#### THE EXERCISE:
Transcribe the listing exactly, leaving out every picture.

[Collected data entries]
- - -
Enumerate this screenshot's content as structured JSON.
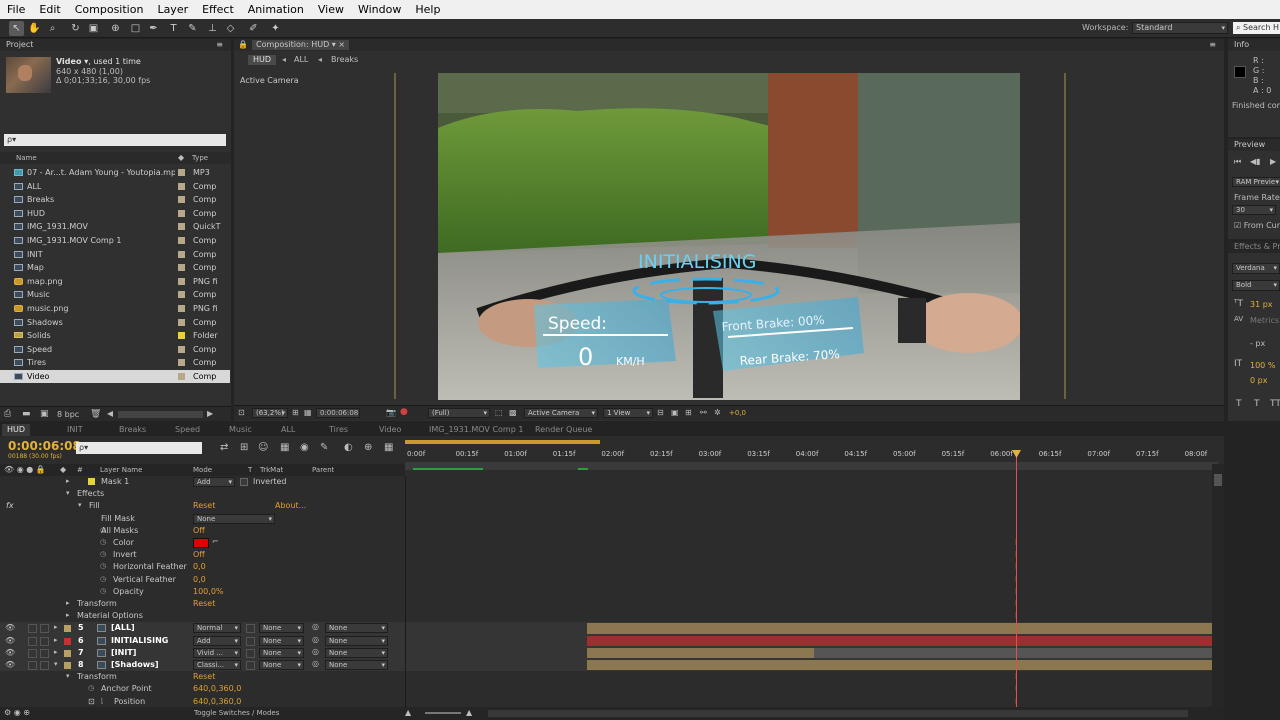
{
  "menu": [
    "File",
    "Edit",
    "Composition",
    "Layer",
    "Effect",
    "Animation",
    "View",
    "Window",
    "Help"
  ],
  "workspace": {
    "label": "Workspace:",
    "value": "Standard",
    "search_placeholder": "Search H"
  },
  "project": {
    "panel_title": "Project",
    "footage_name": "Video ▾",
    "used": ", used 1 time",
    "dims": "640 x 480 (1,00)",
    "duration": "Δ 0;01;33;16, 30,00 fps",
    "search_placeholder": "ρ▾",
    "col_name": "Name",
    "col_type": "Type",
    "items": [
      {
        "name": "07 - Ar...t. Adam Young - Youtopia.mp3",
        "type": "MP3",
        "icon": "audio",
        "color": "#b8a88a"
      },
      {
        "name": "ALL",
        "type": "Comp",
        "icon": "comp",
        "color": "#b8a88a"
      },
      {
        "name": "Breaks",
        "type": "Comp",
        "icon": "comp",
        "color": "#b8a88a"
      },
      {
        "name": "HUD",
        "type": "Comp",
        "icon": "comp",
        "color": "#b8a88a"
      },
      {
        "name": "IMG_1931.MOV",
        "type": "QuickT",
        "icon": "comp",
        "color": "#b8a88a"
      },
      {
        "name": "IMG_1931.MOV Comp 1",
        "type": "Comp",
        "icon": "comp",
        "color": "#b8a88a"
      },
      {
        "name": "INIT",
        "type": "Comp",
        "icon": "comp",
        "color": "#b8a88a"
      },
      {
        "name": "Map",
        "type": "Comp",
        "icon": "comp",
        "color": "#b8a88a"
      },
      {
        "name": "map.png",
        "type": "PNG fi",
        "icon": "image",
        "color": "#b8a88a"
      },
      {
        "name": "Music",
        "type": "Comp",
        "icon": "comp",
        "color": "#b8a88a"
      },
      {
        "name": "music.png",
        "type": "PNG fi",
        "icon": "image",
        "color": "#b8a88a"
      },
      {
        "name": "Shadows",
        "type": "Comp",
        "icon": "comp",
        "color": "#b8a88a"
      },
      {
        "name": "Solids",
        "type": "Folder",
        "icon": "folder",
        "color": "#e6d33c"
      },
      {
        "name": "Speed",
        "type": "Comp",
        "icon": "comp",
        "color": "#b8a88a"
      },
      {
        "name": "Tires",
        "type": "Comp",
        "icon": "comp",
        "color": "#b8a88a"
      },
      {
        "name": "Video",
        "type": "Comp",
        "icon": "comp",
        "color": "#b8a88a",
        "selected": true
      }
    ],
    "bpc": "8 bpc"
  },
  "composition": {
    "panel_title": "Composition: HUD",
    "breadcrumbs": [
      "HUD",
      "ALL",
      "Breaks"
    ],
    "active_camera_label": "Active Camera",
    "zoom": "(63,2%)",
    "timecode": "0:00:06:08",
    "resolution": "(Full)",
    "camera": "Active Camera",
    "views": "1 View",
    "exposure": "+0,0"
  },
  "hud_overlay": {
    "initialising": "INITIALISING",
    "speed_label": "Speed:",
    "speed_value": "0",
    "speed_unit": "KM/H",
    "front_brake": "Front  Brake: 00%",
    "rear_brake": "Rear  Brake: 70%"
  },
  "info": {
    "panel_title": "Info",
    "r": "R :",
    "g": "G :",
    "b": "B :",
    "a": "A : 0",
    "status": "Finished com"
  },
  "preview": {
    "panel_title": "Preview",
    "ram_preview": "RAM Previe",
    "frame_rate_label": "Frame Rate",
    "frame_rate": "30",
    "from_current": "From Curr"
  },
  "effects_presets": {
    "panel_title": "Effects & Pr"
  },
  "character": {
    "font": "Verdana",
    "style": "Bold",
    "size": "31 px",
    "metrics": "Metrics",
    "leading": "- px",
    "scale": "100 %",
    "baseline": "0 px"
  },
  "paragraph": {
    "panel_title": "Paragraph",
    "indent1": "0 px",
    "indent2": "0 px"
  },
  "timeline": {
    "tabs": [
      "HUD",
      "INIT",
      "Breaks",
      "Speed",
      "Music",
      "ALL",
      "Tires",
      "Video",
      "IMG_1931.MOV Comp 1",
      "Render Queue"
    ],
    "timecode": "0:00:06:08",
    "fps_info": "00188 (30.00 fps)",
    "search_placeholder": "ρ▾",
    "col_hash": "#",
    "col_layer_name": "Layer Name",
    "col_mode": "Mode",
    "col_t": "T",
    "col_trkmat": "TrkMat",
    "col_parent": "Parent",
    "ruler": [
      "0:00f",
      "00:15f",
      "01:00f",
      "01:15f",
      "02:00f",
      "02:15f",
      "03:00f",
      "03:15f",
      "04:00f",
      "04:15f",
      "05:00f",
      "05:15f",
      "06:00f",
      "06:15f",
      "07:00f",
      "07:15f",
      "08:00f"
    ],
    "mask_row": {
      "name": "Mask 1",
      "mode": "Add",
      "inverted": "Inverted"
    },
    "effects_label": "Effects",
    "fx_label": "fx",
    "fill": {
      "label": "Fill",
      "reset": "Reset",
      "about": "About..."
    },
    "properties": [
      {
        "label": "Fill Mask",
        "value": "None",
        "type": "dropdown"
      },
      {
        "label": "All Masks",
        "value": "Off",
        "type": "value"
      },
      {
        "label": "Color",
        "value": "",
        "type": "color",
        "color": "#e00000"
      },
      {
        "label": "Invert",
        "value": "Off",
        "type": "value"
      },
      {
        "label": "Horizontal Feather",
        "value": "0,0",
        "type": "value"
      },
      {
        "label": "Vertical Feather",
        "value": "0,0",
        "type": "value"
      },
      {
        "label": "Opacity",
        "value": "100,0%",
        "type": "value"
      }
    ],
    "transform_label": "Transform",
    "transform_reset": "Reset",
    "material_options": "Material Options",
    "layers": [
      {
        "num": "5",
        "name": "[ALL]",
        "mode": "Normal",
        "trkmat": "None",
        "parent": "None",
        "color": "#b8a060"
      },
      {
        "num": "6",
        "name": "INITIALISING",
        "mode": "Add",
        "trkmat": "None",
        "parent": "None",
        "color": "#c83030"
      },
      {
        "num": "7",
        "name": "[INIT]",
        "mode": "Vivid ...",
        "trkmat": "None",
        "parent": "None",
        "color": "#b8a060"
      },
      {
        "num": "8",
        "name": "[Shadows]",
        "mode": "Classi...",
        "trkmat": "None",
        "parent": "None",
        "color": "#b8a060"
      }
    ],
    "transform2": {
      "label": "Transform",
      "reset": "Reset"
    },
    "anchor_point": {
      "label": "Anchor Point",
      "value": "640,0,360,0"
    },
    "position": {
      "label": "Position",
      "value": "640,0,360,0"
    },
    "toggle": "Toggle Switches / Modes"
  },
  "colors": {
    "accent": "#e2b23a",
    "playhead": "#e05050",
    "red_bar": "#9c3030",
    "tan_bar": "#8c7850"
  }
}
- - -
#### RESULT BELOW:
Enumerate this screenshot's content as structured JSON.
{
  "menu": [
    "File",
    "Edit",
    "Composition",
    "Layer",
    "Effect",
    "Animation",
    "View",
    "Window",
    "Help"
  ],
  "workspace": {
    "label": "Workspace:",
    "value": "Standard",
    "search_placeholder": "Search H"
  },
  "project": {
    "panel_title": "Project",
    "footage_name": "Video ▾",
    "used": ", used 1 time",
    "dims": "640 x 480 (1,00)",
    "duration": "Δ 0;01;33;16, 30,00 fps",
    "search_placeholder": "ρ▾",
    "col_name": "Name",
    "col_type": "Type",
    "items": [
      {
        "name": "07 - Ar...t. Adam Young - Youtopia.mp3",
        "type": "MP3",
        "icon": "audio",
        "color": "#b8a88a"
      },
      {
        "name": "ALL",
        "type": "Comp",
        "icon": "comp",
        "color": "#b8a88a"
      },
      {
        "name": "Breaks",
        "type": "Comp",
        "icon": "comp",
        "color": "#b8a88a"
      },
      {
        "name": "HUD",
        "type": "Comp",
        "icon": "comp",
        "color": "#b8a88a"
      },
      {
        "name": "IMG_1931.MOV",
        "type": "QuickT",
        "icon": "comp",
        "color": "#b8a88a"
      },
      {
        "name": "IMG_1931.MOV Comp 1",
        "type": "Comp",
        "icon": "comp",
        "color": "#b8a88a"
      },
      {
        "name": "INIT",
        "type": "Comp",
        "icon": "comp",
        "color": "#b8a88a"
      },
      {
        "name": "Map",
        "type": "Comp",
        "icon": "comp",
        "color": "#b8a88a"
      },
      {
        "name": "map.png",
        "type": "PNG fi",
        "icon": "image",
        "color": "#b8a88a"
      },
      {
        "name": "Music",
        "type": "Comp",
        "icon": "comp",
        "color": "#b8a88a"
      },
      {
        "name": "music.png",
        "type": "PNG fi",
        "icon": "image",
        "color": "#b8a88a"
      },
      {
        "name": "Shadows",
        "type": "Comp",
        "icon": "comp",
        "color": "#b8a88a"
      },
      {
        "name": "Solids",
        "type": "Folder",
        "icon": "folder",
        "color": "#e6d33c"
      },
      {
        "name": "Speed",
        "type": "Comp",
        "icon": "comp",
        "color": "#b8a88a"
      },
      {
        "name": "Tires",
        "type": "Comp",
        "icon": "comp",
        "color": "#b8a88a"
      },
      {
        "name": "Video",
        "type": "Comp",
        "icon": "comp",
        "color": "#b8a88a",
        "selected": true
      }
    ],
    "bpc": "8 bpc"
  },
  "composition": {
    "panel_title": "Composition: HUD",
    "breadcrumbs": [
      "HUD",
      "ALL",
      "Breaks"
    ],
    "active_camera_label": "Active Camera",
    "zoom": "(63,2%)",
    "timecode": "0:00:06:08",
    "resolution": "(Full)",
    "camera": "Active Camera",
    "views": "1 View",
    "exposure": "+0,0"
  },
  "hud_overlay": {
    "initialising": "INITIALISING",
    "speed_label": "Speed:",
    "speed_value": "0",
    "speed_unit": "KM/H",
    "front_brake": "Front  Brake: 00%",
    "rear_brake": "Rear  Brake: 70%"
  },
  "info": {
    "panel_title": "Info",
    "r": "R :",
    "g": "G :",
    "b": "B :",
    "a": "A : 0",
    "status": "Finished com"
  },
  "preview": {
    "panel_title": "Preview",
    "ram_preview": "RAM Previe",
    "frame_rate_label": "Frame Rate",
    "frame_rate": "30",
    "from_current": "From Curr"
  },
  "effects_presets": {
    "panel_title": "Effects & Pr"
  },
  "character": {
    "font": "Verdana",
    "style": "Bold",
    "size": "31 px",
    "metrics": "Metrics",
    "leading": "- px",
    "scale": "100 %",
    "baseline": "0 px"
  },
  "paragraph": {
    "panel_title": "Paragraph",
    "indent1": "0 px",
    "indent2": "0 px"
  },
  "timeline": {
    "tabs": [
      "HUD",
      "INIT",
      "Breaks",
      "Speed",
      "Music",
      "ALL",
      "Tires",
      "Video",
      "IMG_1931.MOV Comp 1",
      "Render Queue"
    ],
    "timecode": "0:00:06:08",
    "fps_info": "00188 (30.00 fps)",
    "search_placeholder": "ρ▾",
    "col_hash": "#",
    "col_layer_name": "Layer Name",
    "col_mode": "Mode",
    "col_t": "T",
    "col_trkmat": "TrkMat",
    "col_parent": "Parent",
    "ruler": [
      "0:00f",
      "00:15f",
      "01:00f",
      "01:15f",
      "02:00f",
      "02:15f",
      "03:00f",
      "03:15f",
      "04:00f",
      "04:15f",
      "05:00f",
      "05:15f",
      "06:00f",
      "06:15f",
      "07:00f",
      "07:15f",
      "08:00f"
    ],
    "mask_row": {
      "name": "Mask 1",
      "mode": "Add",
      "inverted": "Inverted"
    },
    "effects_label": "Effects",
    "fx_label": "fx",
    "fill": {
      "label": "Fill",
      "reset": "Reset",
      "about": "About..."
    },
    "properties": [
      {
        "label": "Fill Mask",
        "value": "None",
        "type": "dropdown"
      },
      {
        "label": "All Masks",
        "value": "Off",
        "type": "value"
      },
      {
        "label": "Color",
        "value": "",
        "type": "color",
        "color": "#e00000"
      },
      {
        "label": "Invert",
        "value": "Off",
        "type": "value"
      },
      {
        "label": "Horizontal Feather",
        "value": "0,0",
        "type": "value"
      },
      {
        "label": "Vertical Feather",
        "value": "0,0",
        "type": "value"
      },
      {
        "label": "Opacity",
        "value": "100,0%",
        "type": "value"
      }
    ],
    "transform_label": "Transform",
    "transform_reset": "Reset",
    "material_options": "Material Options",
    "layers": [
      {
        "num": "5",
        "name": "[ALL]",
        "mode": "Normal",
        "trkmat": "None",
        "parent": "None",
        "color": "#b8a060"
      },
      {
        "num": "6",
        "name": "INITIALISING",
        "mode": "Add",
        "trkmat": "None",
        "parent": "None",
        "color": "#c83030"
      },
      {
        "num": "7",
        "name": "[INIT]",
        "mode": "Vivid ...",
        "trkmat": "None",
        "parent": "None",
        "color": "#b8a060"
      },
      {
        "num": "8",
        "name": "[Shadows]",
        "mode": "Classi...",
        "trkmat": "None",
        "parent": "None",
        "color": "#b8a060"
      }
    ],
    "transform2": {
      "label": "Transform",
      "reset": "Reset"
    },
    "anchor_point": {
      "label": "Anchor Point",
      "value": "640,0,360,0"
    },
    "position": {
      "label": "Position",
      "value": "640,0,360,0"
    },
    "toggle": "Toggle Switches / Modes"
  },
  "colors": {
    "accent": "#e2b23a",
    "playhead": "#e05050",
    "red_bar": "#9c3030",
    "tan_bar": "#8c7850"
  }
}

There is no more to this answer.